◆ Data for this task ◆
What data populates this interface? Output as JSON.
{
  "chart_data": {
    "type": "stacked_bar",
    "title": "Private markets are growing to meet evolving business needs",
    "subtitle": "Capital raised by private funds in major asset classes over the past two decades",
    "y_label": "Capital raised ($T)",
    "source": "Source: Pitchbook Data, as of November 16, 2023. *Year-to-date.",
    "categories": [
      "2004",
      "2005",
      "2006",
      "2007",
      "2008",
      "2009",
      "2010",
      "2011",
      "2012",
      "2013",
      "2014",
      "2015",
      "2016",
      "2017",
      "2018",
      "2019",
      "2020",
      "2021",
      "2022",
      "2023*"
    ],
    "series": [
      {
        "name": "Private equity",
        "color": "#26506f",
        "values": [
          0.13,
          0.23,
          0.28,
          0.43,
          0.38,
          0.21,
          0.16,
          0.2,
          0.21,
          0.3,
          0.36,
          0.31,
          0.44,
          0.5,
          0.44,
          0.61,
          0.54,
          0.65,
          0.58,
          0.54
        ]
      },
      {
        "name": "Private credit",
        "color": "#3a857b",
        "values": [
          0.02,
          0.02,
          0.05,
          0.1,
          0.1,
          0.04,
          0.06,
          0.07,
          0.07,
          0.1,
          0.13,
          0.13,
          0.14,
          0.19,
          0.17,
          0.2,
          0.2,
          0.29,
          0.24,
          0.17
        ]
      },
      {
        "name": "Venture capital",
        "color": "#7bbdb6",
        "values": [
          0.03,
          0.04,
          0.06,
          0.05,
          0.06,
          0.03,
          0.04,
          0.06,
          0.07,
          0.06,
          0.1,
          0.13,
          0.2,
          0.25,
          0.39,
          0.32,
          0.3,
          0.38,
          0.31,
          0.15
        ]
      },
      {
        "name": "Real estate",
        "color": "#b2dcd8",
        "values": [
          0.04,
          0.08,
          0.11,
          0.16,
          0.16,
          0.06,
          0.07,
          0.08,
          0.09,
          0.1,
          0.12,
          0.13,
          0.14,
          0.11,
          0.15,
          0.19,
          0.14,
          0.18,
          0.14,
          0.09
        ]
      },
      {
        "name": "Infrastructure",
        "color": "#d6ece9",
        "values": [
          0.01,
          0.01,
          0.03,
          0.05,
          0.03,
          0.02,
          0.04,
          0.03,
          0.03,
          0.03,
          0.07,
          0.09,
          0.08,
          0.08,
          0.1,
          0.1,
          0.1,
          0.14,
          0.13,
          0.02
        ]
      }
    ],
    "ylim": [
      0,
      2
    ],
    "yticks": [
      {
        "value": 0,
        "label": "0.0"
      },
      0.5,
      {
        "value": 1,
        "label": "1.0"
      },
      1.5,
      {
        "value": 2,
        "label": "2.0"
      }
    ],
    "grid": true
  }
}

◆ Set task ◆
Report how many lines contain "color". Give nothing but the number.

◆ Answer to this task ◆
5